### Set problem
Copy out everything from the first line of the records down to the line containing "band xyxy=(489,65,891,417)", keeping both of those lines.

────────────────────────────────────────

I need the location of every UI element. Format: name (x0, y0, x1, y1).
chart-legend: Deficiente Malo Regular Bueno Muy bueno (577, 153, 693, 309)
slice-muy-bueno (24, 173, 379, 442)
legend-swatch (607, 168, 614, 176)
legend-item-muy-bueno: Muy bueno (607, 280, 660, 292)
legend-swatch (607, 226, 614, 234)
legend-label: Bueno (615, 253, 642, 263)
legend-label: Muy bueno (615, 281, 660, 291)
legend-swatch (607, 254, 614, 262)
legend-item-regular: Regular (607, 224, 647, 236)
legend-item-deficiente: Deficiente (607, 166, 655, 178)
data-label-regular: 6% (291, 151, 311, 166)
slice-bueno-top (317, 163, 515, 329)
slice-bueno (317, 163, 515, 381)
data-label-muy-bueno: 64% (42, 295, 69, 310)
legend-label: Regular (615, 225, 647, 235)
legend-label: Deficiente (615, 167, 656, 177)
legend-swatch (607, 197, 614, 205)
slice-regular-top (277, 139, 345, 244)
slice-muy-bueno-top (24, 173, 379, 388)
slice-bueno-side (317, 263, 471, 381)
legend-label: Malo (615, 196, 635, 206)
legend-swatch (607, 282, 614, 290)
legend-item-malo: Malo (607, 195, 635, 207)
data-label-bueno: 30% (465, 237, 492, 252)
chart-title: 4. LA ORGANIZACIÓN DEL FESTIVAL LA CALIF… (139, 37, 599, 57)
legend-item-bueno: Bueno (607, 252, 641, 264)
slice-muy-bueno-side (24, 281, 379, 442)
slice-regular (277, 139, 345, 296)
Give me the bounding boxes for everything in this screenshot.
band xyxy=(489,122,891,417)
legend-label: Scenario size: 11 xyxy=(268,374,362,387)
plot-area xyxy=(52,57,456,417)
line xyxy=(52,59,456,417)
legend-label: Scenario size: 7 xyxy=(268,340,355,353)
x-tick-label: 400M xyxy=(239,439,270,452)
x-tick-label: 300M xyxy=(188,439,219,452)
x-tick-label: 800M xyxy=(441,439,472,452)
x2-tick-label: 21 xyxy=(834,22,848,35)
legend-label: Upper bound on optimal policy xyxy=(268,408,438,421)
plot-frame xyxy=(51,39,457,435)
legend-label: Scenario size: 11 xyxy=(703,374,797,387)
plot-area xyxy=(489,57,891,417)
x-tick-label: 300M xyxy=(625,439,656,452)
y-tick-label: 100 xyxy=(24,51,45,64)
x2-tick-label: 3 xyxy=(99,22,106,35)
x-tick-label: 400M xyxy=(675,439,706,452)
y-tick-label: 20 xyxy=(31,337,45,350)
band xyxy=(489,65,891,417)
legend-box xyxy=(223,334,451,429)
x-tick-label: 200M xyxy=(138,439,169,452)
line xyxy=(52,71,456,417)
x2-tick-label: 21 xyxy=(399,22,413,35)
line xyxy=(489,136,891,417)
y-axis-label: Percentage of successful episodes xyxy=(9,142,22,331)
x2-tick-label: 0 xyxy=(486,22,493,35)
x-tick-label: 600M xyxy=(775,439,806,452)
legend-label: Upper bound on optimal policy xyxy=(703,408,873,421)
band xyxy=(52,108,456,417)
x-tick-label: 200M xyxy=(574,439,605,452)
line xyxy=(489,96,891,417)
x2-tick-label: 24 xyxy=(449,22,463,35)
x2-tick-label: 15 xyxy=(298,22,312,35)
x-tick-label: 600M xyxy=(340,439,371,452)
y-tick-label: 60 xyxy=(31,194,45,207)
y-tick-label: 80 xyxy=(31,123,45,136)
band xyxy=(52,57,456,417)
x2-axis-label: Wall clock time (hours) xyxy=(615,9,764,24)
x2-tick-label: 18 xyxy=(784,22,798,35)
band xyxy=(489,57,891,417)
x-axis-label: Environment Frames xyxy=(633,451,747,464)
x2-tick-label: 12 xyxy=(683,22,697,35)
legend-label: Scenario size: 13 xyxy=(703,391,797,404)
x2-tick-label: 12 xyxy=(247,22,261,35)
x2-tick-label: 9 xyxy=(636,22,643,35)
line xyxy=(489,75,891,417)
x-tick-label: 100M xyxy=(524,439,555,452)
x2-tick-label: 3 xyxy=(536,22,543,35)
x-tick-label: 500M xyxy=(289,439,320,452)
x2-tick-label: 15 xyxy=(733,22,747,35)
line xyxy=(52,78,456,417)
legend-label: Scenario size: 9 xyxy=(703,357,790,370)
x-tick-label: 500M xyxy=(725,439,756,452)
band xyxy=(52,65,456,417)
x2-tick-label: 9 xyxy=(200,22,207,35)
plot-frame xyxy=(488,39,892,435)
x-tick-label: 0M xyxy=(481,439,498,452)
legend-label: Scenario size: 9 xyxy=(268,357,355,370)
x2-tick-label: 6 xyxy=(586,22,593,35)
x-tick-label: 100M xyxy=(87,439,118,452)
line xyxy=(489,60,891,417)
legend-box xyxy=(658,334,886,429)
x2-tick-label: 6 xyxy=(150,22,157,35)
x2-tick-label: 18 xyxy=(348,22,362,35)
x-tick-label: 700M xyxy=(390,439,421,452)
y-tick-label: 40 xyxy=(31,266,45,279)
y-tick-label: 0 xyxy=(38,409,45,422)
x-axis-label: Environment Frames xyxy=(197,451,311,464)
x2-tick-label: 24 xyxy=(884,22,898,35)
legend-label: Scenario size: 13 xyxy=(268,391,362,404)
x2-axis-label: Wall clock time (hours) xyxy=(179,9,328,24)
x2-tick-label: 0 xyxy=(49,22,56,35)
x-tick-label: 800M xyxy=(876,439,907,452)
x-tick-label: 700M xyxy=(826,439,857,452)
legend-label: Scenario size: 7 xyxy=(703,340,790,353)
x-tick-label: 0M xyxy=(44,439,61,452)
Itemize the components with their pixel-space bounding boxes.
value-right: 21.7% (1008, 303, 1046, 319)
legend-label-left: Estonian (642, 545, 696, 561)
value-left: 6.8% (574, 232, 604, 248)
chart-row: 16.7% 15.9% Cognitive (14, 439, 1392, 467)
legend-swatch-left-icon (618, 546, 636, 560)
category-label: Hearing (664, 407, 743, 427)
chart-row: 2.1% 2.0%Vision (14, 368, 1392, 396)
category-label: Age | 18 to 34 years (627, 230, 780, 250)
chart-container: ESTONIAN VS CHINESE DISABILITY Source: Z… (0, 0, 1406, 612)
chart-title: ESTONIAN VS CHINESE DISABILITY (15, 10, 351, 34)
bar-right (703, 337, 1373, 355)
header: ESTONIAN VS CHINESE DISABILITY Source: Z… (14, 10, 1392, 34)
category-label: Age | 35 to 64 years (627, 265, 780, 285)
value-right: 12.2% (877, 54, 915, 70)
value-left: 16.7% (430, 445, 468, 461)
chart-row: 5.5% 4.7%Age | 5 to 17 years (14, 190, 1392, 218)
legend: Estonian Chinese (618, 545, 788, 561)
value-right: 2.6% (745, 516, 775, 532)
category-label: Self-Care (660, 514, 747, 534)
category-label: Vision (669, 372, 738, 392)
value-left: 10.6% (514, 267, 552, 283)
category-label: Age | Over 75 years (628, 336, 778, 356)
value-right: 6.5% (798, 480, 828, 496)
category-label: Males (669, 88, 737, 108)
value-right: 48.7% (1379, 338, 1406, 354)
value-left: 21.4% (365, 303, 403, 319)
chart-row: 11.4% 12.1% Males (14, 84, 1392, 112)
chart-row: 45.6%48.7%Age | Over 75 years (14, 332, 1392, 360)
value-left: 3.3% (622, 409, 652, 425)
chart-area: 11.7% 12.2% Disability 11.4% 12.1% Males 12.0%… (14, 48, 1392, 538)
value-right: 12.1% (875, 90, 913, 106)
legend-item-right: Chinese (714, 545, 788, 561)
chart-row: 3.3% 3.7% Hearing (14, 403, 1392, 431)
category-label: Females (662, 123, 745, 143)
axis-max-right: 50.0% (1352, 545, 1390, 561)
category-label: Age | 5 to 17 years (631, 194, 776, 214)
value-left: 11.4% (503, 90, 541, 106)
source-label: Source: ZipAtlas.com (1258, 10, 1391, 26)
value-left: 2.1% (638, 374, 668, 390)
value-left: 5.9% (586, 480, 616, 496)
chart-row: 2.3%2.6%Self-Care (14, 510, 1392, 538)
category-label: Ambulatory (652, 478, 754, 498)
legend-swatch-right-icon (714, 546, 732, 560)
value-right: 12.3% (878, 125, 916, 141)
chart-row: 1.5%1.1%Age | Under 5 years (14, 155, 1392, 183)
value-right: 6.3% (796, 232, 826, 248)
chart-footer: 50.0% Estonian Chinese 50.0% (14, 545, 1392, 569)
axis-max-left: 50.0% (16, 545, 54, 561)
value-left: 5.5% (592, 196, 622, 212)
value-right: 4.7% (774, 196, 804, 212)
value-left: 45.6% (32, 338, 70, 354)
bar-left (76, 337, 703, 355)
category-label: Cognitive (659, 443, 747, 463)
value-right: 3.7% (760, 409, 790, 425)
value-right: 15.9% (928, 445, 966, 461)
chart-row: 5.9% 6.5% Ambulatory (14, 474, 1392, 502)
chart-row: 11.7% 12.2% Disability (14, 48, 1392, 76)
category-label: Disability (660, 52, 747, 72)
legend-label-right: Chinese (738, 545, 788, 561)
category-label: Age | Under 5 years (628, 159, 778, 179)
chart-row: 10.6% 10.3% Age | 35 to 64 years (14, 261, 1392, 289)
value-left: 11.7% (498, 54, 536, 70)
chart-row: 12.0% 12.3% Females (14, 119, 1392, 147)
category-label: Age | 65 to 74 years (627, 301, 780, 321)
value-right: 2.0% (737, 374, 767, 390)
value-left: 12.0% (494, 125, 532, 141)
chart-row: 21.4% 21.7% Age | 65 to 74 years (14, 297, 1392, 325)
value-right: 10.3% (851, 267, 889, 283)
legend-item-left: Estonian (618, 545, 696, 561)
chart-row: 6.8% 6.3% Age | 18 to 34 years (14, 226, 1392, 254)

────────────────────────────────────────

### Result of this task
I need the location of every UI element. Format: name (x0, y0, x1, y1).
chart-legend: Deficiente Malo Regular Bueno Muy bueno (577, 153, 693, 309)
slice-muy-bueno (24, 173, 379, 442)
legend-swatch (607, 168, 614, 176)
legend-item-muy-bueno: Muy bueno (607, 280, 660, 292)
legend-swatch (607, 226, 614, 234)
legend-label: Bueno (615, 253, 642, 263)
legend-label: Muy bueno (615, 281, 660, 291)
legend-swatch (607, 254, 614, 262)
legend-item-regular: Regular (607, 224, 647, 236)
legend-item-deficiente: Deficiente (607, 166, 655, 178)
data-label-regular: 6% (291, 151, 311, 166)
slice-bueno-top (317, 163, 515, 329)
slice-bueno (317, 163, 515, 381)
data-label-muy-bueno: 64% (42, 295, 69, 310)
legend-label: Regular (615, 225, 647, 235)
legend-label: Deficiente (615, 167, 656, 177)
legend-swatch (607, 197, 614, 205)
slice-regular-top (277, 139, 345, 244)
slice-muy-bueno-top (24, 173, 379, 388)
slice-bueno-side (317, 263, 471, 381)
legend-label: Malo (615, 196, 635, 206)
legend-swatch (607, 282, 614, 290)
legend-item-malo: Malo (607, 195, 635, 207)
data-label-bueno: 30% (465, 237, 492, 252)
chart-title: 4. LA ORGANIZACIÓN DEL FESTIVAL LA CALIF… (139, 37, 599, 57)
legend-item-bueno: Bueno (607, 252, 641, 264)
slice-muy-bueno-side (24, 281, 379, 442)
slice-regular (277, 139, 345, 296)
Give me the bounding boxes for everything in this screenshot.
band xyxy=(489,122,891,417)
legend-label: Scenario size: 11 xyxy=(268,374,362,387)
plot-area xyxy=(52,57,456,417)
line xyxy=(52,59,456,417)
legend-label: Scenario size: 7 xyxy=(268,340,355,353)
x-tick-label: 400M xyxy=(239,439,270,452)
x-tick-label: 300M xyxy=(188,439,219,452)
x-tick-label: 800M xyxy=(441,439,472,452)
x2-tick-label: 21 xyxy=(834,22,848,35)
legend-label: Upper bound on optimal policy xyxy=(268,408,438,421)
plot-frame xyxy=(51,39,457,435)
legend-label: Scenario size: 11 xyxy=(703,374,797,387)
plot-area xyxy=(489,57,891,417)
x-tick-label: 300M xyxy=(625,439,656,452)
y-tick-label: 100 xyxy=(24,51,45,64)
x2-tick-label: 3 xyxy=(99,22,106,35)
x-tick-label: 400M xyxy=(675,439,706,452)
y-tick-label: 20 xyxy=(31,337,45,350)
band xyxy=(489,65,891,417)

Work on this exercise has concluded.